:: Exercise inputs ::

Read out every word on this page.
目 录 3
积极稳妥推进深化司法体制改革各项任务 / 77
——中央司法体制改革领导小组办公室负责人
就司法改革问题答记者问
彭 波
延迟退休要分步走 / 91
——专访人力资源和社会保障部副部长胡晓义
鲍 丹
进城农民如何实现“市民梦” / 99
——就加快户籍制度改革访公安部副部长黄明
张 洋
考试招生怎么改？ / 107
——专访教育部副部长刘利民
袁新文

:::

Prompt - Return all of the data word for word.

Correct output -
Read out every word on this page.
目 录 3
积极稳妥推进深化司法体制改革各项任务 / 77
——中央司法体制改革领导小组办公室负责人
就司法改革问题答记者问
彭 波
延迟退休要分步走 / 91
——专访人力资源和社会保障部副部长胡晓义
鲍 丹
进城农民如何实现“市民梦” / 99
——就加快户籍制度改革访公安部副部长黄明
张 洋
考试招生怎么改？ / 107
——专访教育部副部长刘利民
袁新文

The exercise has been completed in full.